Identify each line holding the string "words" and copy it.
━━ DATA IN THIS EXERCISE ━━
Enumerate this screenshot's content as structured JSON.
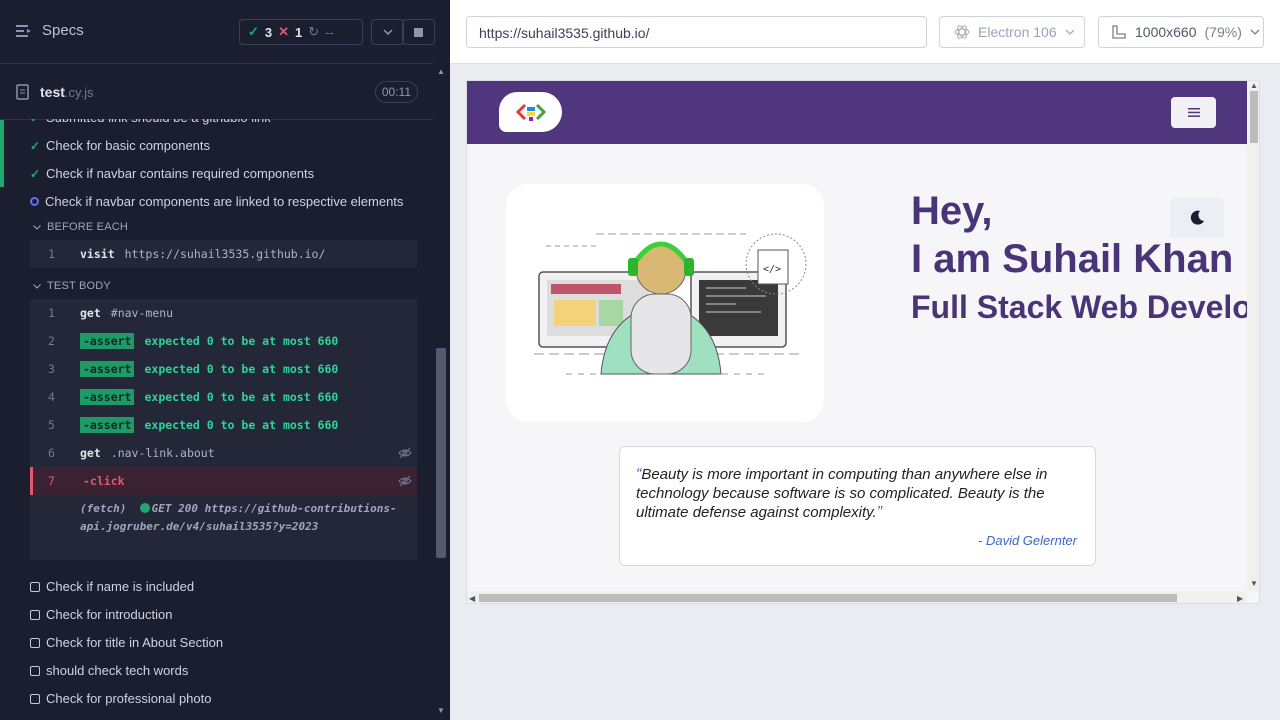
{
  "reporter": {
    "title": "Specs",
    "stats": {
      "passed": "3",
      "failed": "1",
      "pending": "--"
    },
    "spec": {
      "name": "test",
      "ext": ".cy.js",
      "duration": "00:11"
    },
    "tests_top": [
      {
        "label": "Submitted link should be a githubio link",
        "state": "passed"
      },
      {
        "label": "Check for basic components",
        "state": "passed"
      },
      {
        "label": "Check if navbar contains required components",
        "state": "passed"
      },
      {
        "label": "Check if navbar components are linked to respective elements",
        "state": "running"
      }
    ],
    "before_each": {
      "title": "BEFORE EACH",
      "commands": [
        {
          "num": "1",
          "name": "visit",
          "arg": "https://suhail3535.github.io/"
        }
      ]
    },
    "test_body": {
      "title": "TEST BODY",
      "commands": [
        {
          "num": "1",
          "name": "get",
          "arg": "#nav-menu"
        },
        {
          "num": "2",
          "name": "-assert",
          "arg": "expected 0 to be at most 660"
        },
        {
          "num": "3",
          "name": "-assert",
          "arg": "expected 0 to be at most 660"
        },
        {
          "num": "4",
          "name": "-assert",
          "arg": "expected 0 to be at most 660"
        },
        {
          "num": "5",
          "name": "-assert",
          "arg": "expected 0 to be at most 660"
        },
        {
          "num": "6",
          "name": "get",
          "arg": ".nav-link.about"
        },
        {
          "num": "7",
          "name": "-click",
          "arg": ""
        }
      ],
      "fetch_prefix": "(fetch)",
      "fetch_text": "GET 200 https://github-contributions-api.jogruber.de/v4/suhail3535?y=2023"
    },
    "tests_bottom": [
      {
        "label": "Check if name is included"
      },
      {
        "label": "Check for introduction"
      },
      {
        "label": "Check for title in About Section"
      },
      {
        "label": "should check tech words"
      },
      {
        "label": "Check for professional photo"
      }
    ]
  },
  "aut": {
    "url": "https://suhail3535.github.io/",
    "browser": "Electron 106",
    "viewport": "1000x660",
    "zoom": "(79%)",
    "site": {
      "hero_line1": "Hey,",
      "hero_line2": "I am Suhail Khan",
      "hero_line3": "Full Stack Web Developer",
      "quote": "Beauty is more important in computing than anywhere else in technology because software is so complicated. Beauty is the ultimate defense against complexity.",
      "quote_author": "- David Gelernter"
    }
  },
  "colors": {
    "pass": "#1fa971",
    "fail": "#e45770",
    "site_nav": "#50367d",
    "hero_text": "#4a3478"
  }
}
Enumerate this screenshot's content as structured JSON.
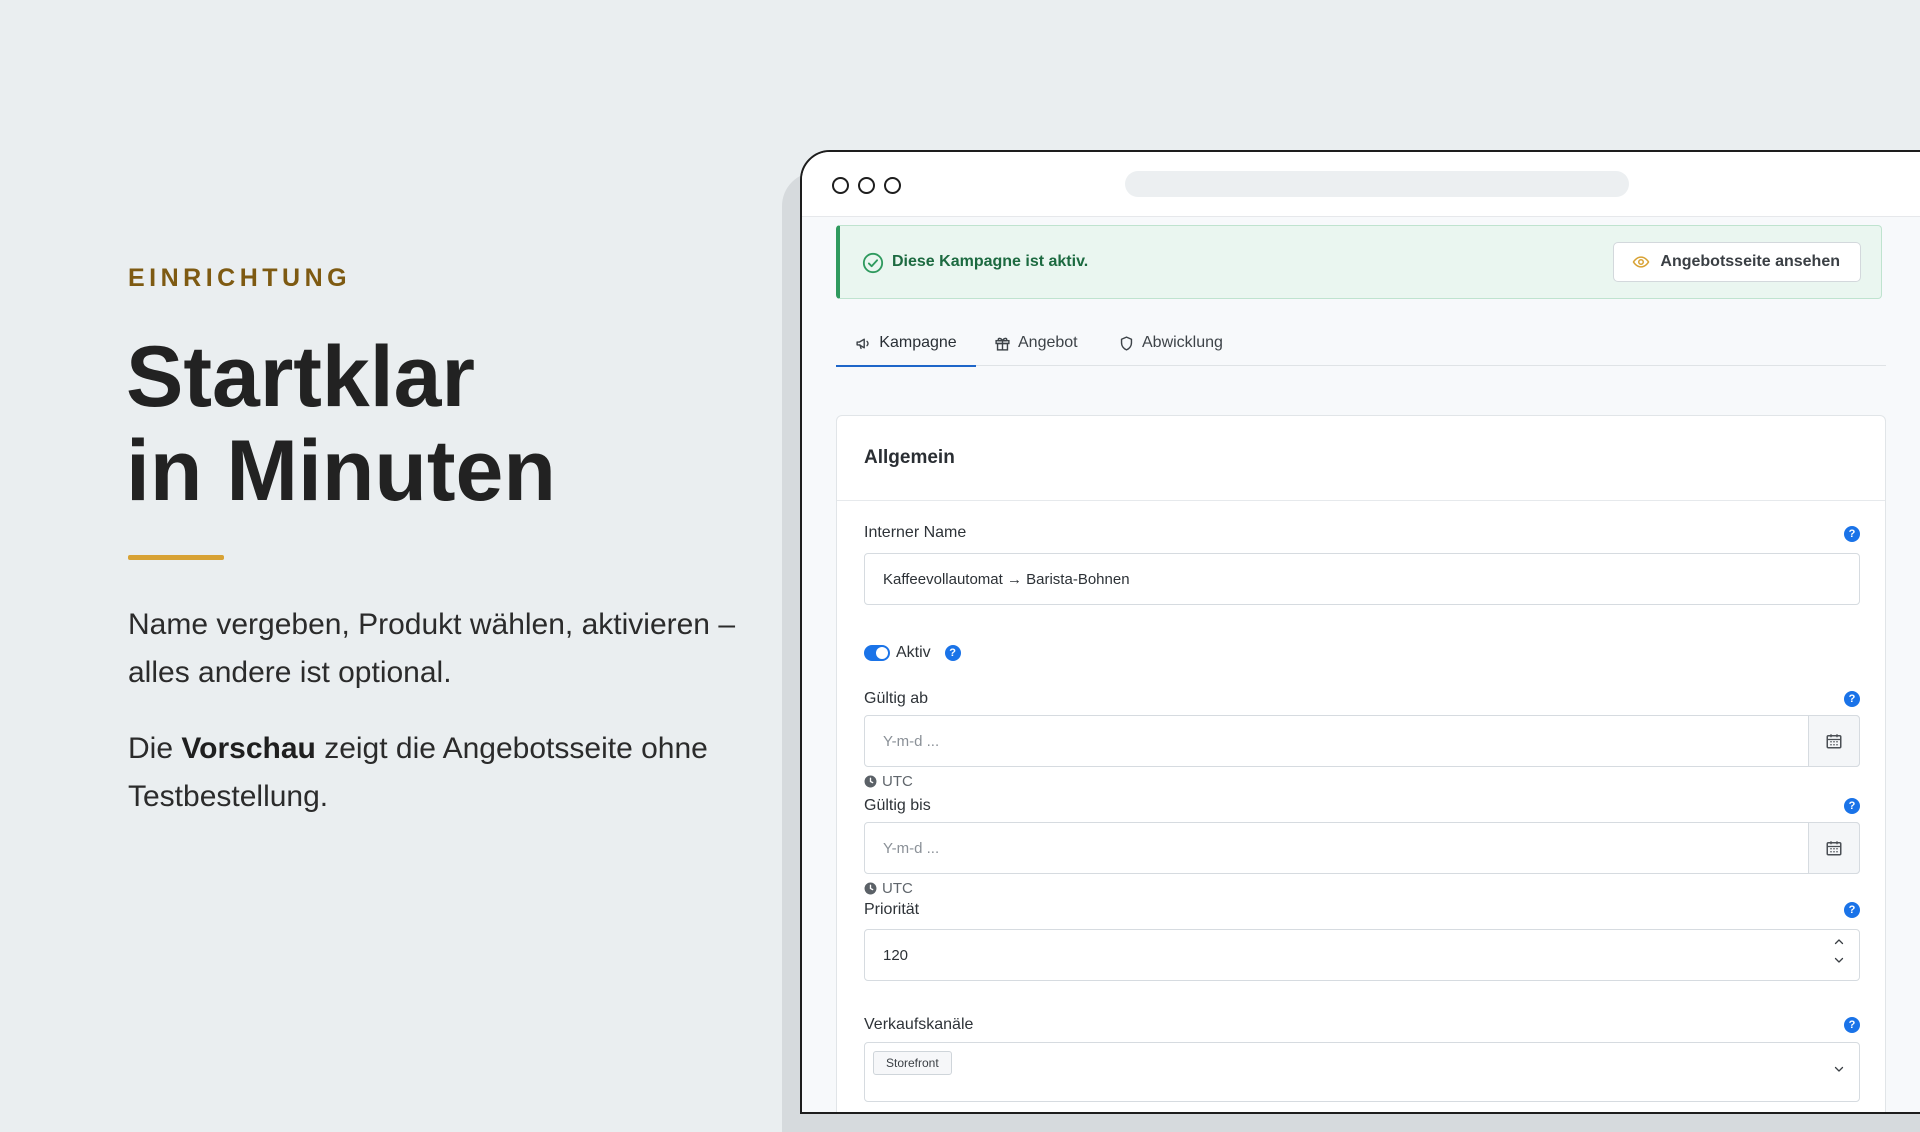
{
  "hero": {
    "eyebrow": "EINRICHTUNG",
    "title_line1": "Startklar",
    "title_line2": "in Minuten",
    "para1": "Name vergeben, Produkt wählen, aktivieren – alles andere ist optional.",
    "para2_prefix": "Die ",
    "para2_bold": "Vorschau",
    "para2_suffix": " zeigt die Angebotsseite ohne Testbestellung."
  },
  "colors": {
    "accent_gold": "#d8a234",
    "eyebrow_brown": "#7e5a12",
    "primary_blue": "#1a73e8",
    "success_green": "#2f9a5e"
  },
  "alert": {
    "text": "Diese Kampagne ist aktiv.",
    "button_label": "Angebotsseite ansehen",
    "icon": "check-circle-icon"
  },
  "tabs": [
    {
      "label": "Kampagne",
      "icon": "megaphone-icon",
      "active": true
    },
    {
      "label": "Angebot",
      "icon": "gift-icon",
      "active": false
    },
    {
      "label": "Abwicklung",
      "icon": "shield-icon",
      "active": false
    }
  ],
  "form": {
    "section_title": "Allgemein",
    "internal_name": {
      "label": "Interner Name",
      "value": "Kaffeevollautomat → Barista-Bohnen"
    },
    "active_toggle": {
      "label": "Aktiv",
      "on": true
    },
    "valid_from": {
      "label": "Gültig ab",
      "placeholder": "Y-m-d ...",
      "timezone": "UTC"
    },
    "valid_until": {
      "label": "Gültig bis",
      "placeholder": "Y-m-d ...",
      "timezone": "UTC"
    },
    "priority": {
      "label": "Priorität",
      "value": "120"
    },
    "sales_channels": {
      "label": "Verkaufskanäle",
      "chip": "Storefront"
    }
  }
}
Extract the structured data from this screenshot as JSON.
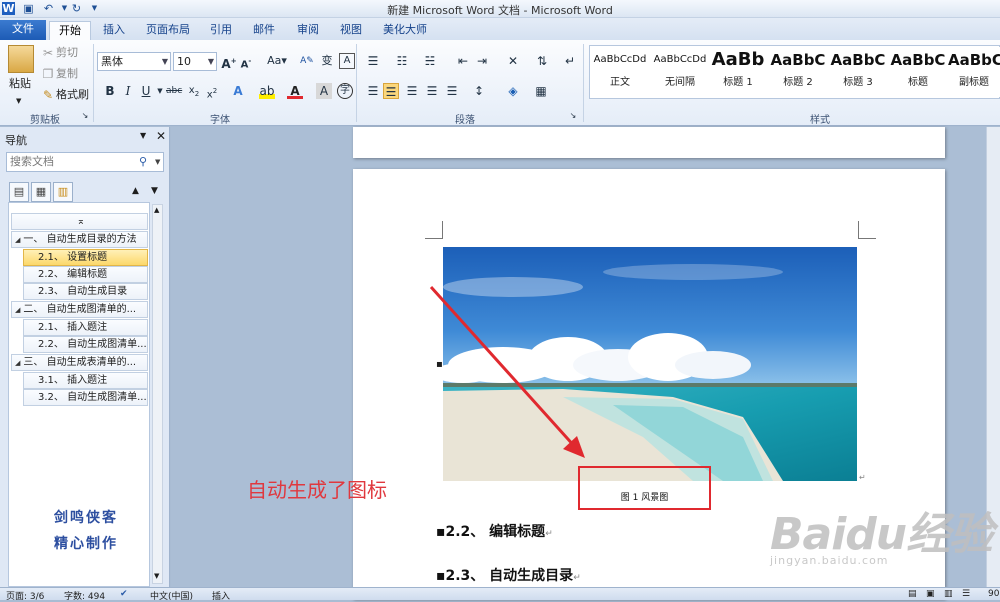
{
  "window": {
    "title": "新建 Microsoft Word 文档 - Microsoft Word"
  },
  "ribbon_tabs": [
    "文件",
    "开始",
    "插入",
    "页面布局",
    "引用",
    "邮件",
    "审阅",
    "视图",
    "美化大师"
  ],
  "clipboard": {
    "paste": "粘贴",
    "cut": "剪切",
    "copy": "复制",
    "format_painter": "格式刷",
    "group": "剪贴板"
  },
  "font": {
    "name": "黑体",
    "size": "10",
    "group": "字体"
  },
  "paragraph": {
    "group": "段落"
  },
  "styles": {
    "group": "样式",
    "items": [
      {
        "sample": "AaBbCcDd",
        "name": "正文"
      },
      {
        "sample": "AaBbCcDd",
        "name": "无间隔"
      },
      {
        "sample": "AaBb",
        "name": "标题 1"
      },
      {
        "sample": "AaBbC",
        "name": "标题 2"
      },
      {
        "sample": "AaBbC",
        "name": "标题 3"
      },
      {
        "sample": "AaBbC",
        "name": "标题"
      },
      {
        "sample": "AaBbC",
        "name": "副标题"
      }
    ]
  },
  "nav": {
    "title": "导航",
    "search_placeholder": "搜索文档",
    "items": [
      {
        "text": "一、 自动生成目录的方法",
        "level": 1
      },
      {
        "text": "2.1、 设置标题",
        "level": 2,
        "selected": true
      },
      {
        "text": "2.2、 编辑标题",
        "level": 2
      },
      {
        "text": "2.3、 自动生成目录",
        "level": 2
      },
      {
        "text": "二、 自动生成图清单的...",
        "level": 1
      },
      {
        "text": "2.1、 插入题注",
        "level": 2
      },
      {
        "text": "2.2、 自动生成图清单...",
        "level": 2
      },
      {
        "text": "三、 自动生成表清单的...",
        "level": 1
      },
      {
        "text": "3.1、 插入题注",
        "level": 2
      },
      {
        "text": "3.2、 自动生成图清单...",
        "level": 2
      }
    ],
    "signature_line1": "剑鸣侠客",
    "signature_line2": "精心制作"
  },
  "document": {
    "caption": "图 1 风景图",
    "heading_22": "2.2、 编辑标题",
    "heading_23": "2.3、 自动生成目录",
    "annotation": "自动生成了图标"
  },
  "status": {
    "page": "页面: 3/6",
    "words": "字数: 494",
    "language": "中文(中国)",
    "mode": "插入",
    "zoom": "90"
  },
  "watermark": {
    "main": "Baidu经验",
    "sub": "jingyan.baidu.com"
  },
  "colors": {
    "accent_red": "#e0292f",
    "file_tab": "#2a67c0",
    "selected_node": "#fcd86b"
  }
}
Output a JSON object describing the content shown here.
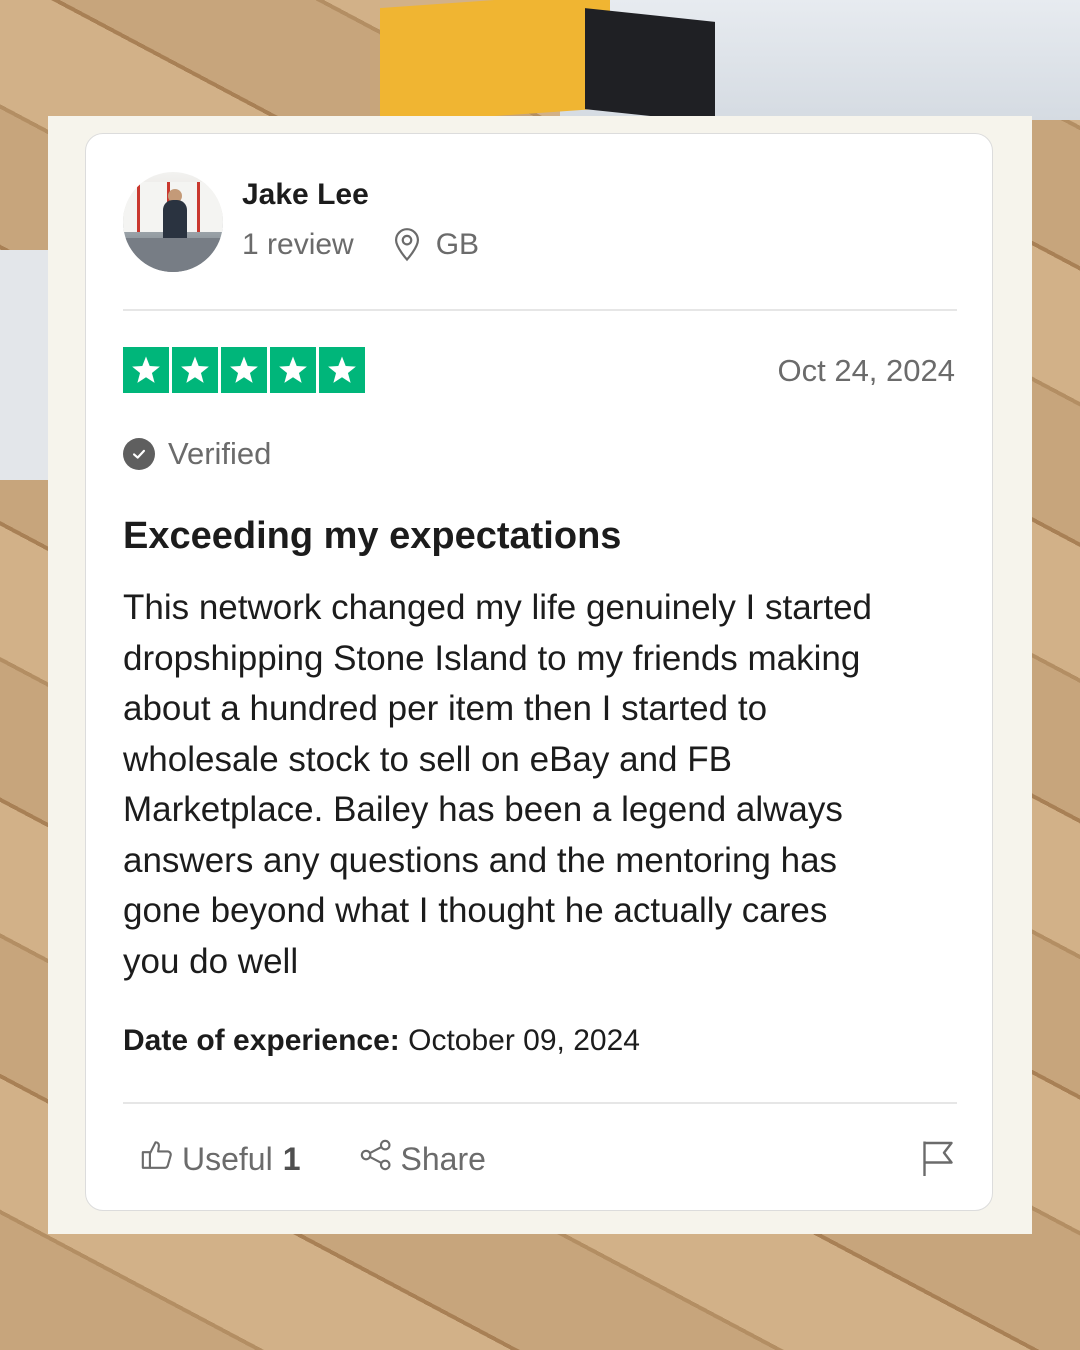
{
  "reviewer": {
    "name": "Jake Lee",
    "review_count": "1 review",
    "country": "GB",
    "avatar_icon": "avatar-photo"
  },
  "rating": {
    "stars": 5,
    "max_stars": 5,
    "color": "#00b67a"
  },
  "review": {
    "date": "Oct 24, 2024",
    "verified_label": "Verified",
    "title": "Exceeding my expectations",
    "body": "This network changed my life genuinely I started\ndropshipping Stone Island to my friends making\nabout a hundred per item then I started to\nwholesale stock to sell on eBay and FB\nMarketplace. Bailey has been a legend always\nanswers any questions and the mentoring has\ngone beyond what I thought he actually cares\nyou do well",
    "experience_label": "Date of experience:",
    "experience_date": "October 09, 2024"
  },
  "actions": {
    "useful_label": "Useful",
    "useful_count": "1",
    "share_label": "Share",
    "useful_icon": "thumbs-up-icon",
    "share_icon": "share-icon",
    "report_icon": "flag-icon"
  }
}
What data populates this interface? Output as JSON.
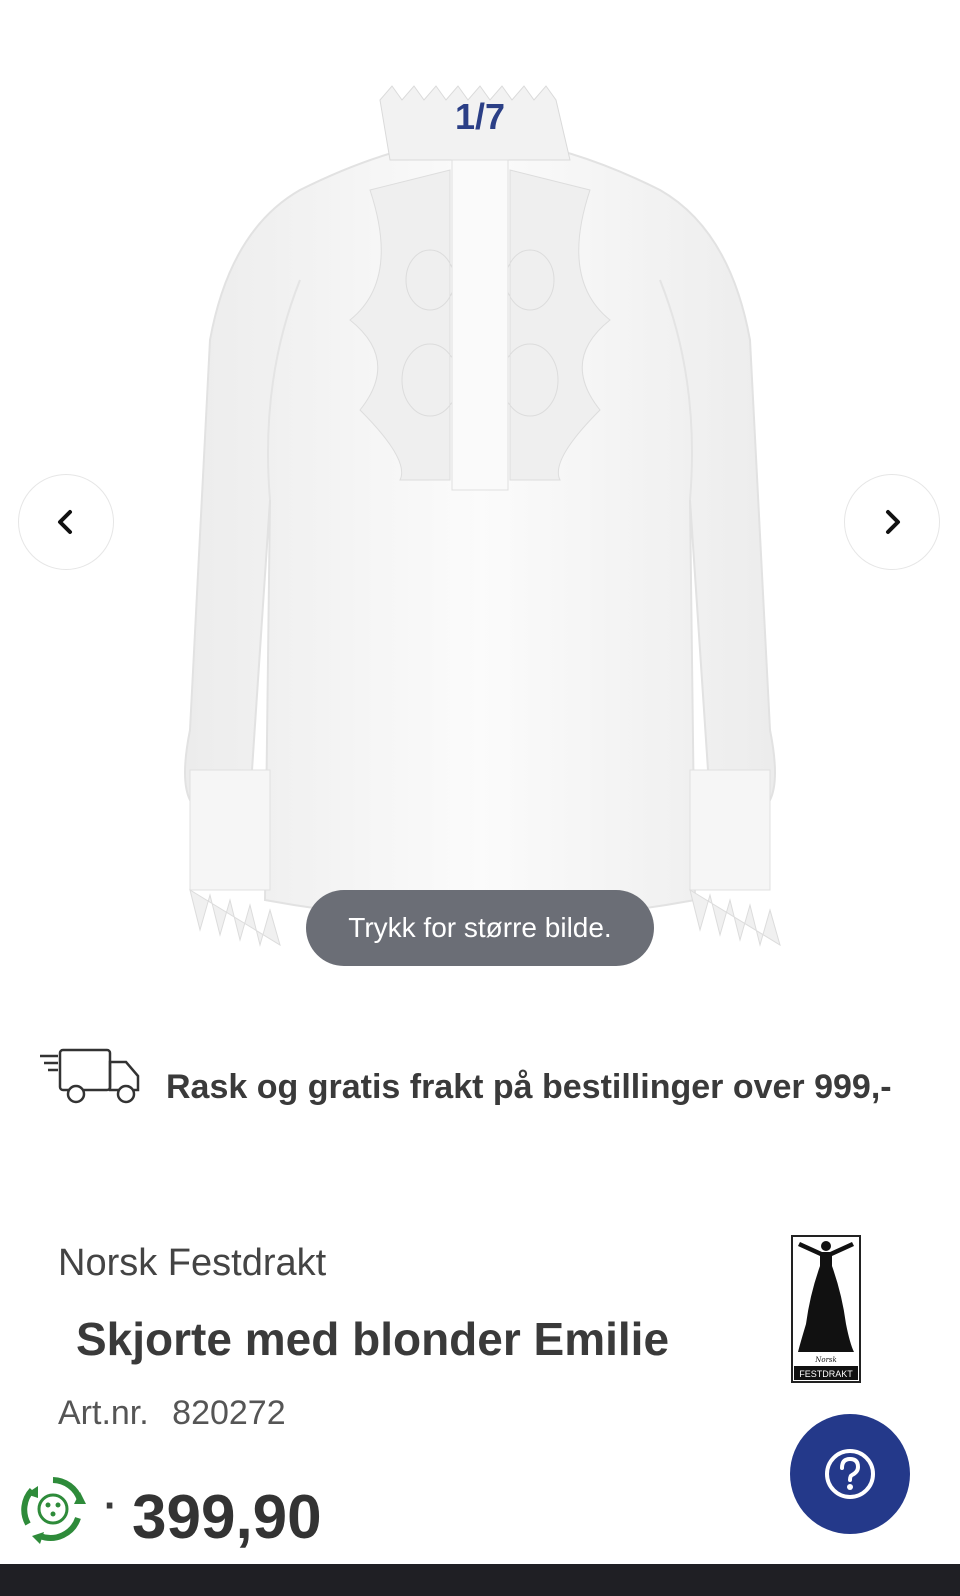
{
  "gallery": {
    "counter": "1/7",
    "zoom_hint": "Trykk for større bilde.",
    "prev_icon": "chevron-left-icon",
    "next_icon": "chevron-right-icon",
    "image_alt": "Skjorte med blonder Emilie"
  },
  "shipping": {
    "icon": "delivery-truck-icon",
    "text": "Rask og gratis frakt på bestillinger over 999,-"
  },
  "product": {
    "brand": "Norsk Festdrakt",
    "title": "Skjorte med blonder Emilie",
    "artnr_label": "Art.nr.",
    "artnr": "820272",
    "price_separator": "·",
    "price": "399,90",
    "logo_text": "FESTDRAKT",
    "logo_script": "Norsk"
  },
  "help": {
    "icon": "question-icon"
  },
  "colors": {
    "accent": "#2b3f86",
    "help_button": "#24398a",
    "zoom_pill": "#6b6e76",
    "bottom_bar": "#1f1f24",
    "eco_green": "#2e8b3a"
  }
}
━━━
RESULT:
        "label": "should check tech words"
    "words": "字数: 494",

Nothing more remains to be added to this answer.